TASK REQUIREMENTS: Your task is to extract every line from the material below exactly.

DATASET EXTRACT:
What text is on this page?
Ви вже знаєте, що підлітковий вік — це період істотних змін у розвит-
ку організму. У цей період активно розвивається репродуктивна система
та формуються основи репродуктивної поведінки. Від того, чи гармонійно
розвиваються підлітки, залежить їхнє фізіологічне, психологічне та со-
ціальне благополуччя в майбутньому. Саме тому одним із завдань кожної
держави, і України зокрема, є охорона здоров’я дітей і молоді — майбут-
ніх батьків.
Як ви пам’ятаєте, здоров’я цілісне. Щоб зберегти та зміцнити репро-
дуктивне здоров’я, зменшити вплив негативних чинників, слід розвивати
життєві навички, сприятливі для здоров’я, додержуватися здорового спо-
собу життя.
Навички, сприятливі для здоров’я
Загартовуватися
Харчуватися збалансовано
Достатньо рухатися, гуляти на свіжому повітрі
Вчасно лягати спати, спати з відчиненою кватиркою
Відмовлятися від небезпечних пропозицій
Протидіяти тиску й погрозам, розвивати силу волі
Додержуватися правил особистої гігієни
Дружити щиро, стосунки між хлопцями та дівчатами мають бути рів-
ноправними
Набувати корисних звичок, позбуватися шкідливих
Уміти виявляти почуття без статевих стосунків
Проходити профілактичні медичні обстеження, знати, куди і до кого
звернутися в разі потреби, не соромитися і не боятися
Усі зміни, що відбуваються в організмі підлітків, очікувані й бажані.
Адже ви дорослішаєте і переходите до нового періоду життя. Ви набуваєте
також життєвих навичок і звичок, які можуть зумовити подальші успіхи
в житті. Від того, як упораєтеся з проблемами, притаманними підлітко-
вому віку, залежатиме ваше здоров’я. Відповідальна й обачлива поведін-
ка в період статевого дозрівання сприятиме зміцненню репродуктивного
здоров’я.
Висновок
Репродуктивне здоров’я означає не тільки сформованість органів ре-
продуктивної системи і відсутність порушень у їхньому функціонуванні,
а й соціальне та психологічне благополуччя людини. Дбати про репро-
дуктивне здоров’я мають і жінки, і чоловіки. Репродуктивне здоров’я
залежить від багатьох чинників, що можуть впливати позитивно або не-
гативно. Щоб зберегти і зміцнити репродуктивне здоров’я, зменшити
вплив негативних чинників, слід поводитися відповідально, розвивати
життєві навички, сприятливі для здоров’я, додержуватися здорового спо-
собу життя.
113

FULL OUTPUT:
What text is on this page?
Ви вже знаєте, що підлітковий вік — це період істотних змін у розвит-
ку організму. У цей період активно розвивається репродуктивна система
та формуються основи репродуктивної поведінки. Від того, чи гармонійно
розвиваються підлітки, залежить їхнє фізіологічне, психологічне та со-
ціальне благополуччя в майбутньому. Саме тому одним із завдань кожної
держави, і України зокрема, є охорона здоров’я дітей і молоді — майбут-
ніх батьків.
Як ви пам’ятаєте, здоров’я цілісне. Щоб зберегти та зміцнити репро-
дуктивне здоров’я, зменшити вплив негативних чинників, слід розвивати
життєві навички, сприятливі для здоров’я, додержуватися здорового спо-
собу життя.
Навички, сприятливі для здоров’я
Загартовуватися
Харчуватися збалансовано
Достатньо рухатися, гуляти на свіжому повітрі
Вчасно лягати спати, спати з відчиненою кватиркою
Відмовлятися від небезпечних пропозицій
Протидіяти тиску й погрозам, розвивати силу волі
Додержуватися правил особистої гігієни
Дружити щиро, стосунки між хлопцями та дівчатами мають бути рів-
ноправними
Набувати корисних звичок, позбуватися шкідливих
Уміти виявляти почуття без статевих стосунків
Проходити профілактичні медичні обстеження, знати, куди і до кого
звернутися в разі потреби, не соромитися і не боятися
Усі зміни, що відбуваються в організмі підлітків, очікувані й бажані.
Адже ви дорослішаєте і переходите до нового періоду життя. Ви набуваєте
також життєвих навичок і звичок, які можуть зумовити подальші успіхи
в житті. Від того, як упораєтеся з проблемами, притаманними підлітко-
вому віку, залежатиме ваше здоров’я. Відповідальна й обачлива поведін-
ка в період статевого дозрівання сприятиме зміцненню репродуктивного
здоров’я.
Висновок
Репродуктивне здоров’я означає не тільки сформованість органів ре-
продуктивної системи і відсутність порушень у їхньому функціонуванні,
а й соціальне та психологічне благополуччя людини. Дбати про репро-
дуктивне здоров’я мають і жінки, і чоловіки. Репродуктивне здоров’я
залежить від багатьох чинників, що можуть впливати позитивно або не-
гативно. Щоб зберегти і зміцнити репродуктивне здоров’я, зменшити
вплив негативних чинників, слід поводитися відповідально, розвивати
життєві навички, сприятливі для здоров’я, додержуватися здорового спо-
собу життя.
113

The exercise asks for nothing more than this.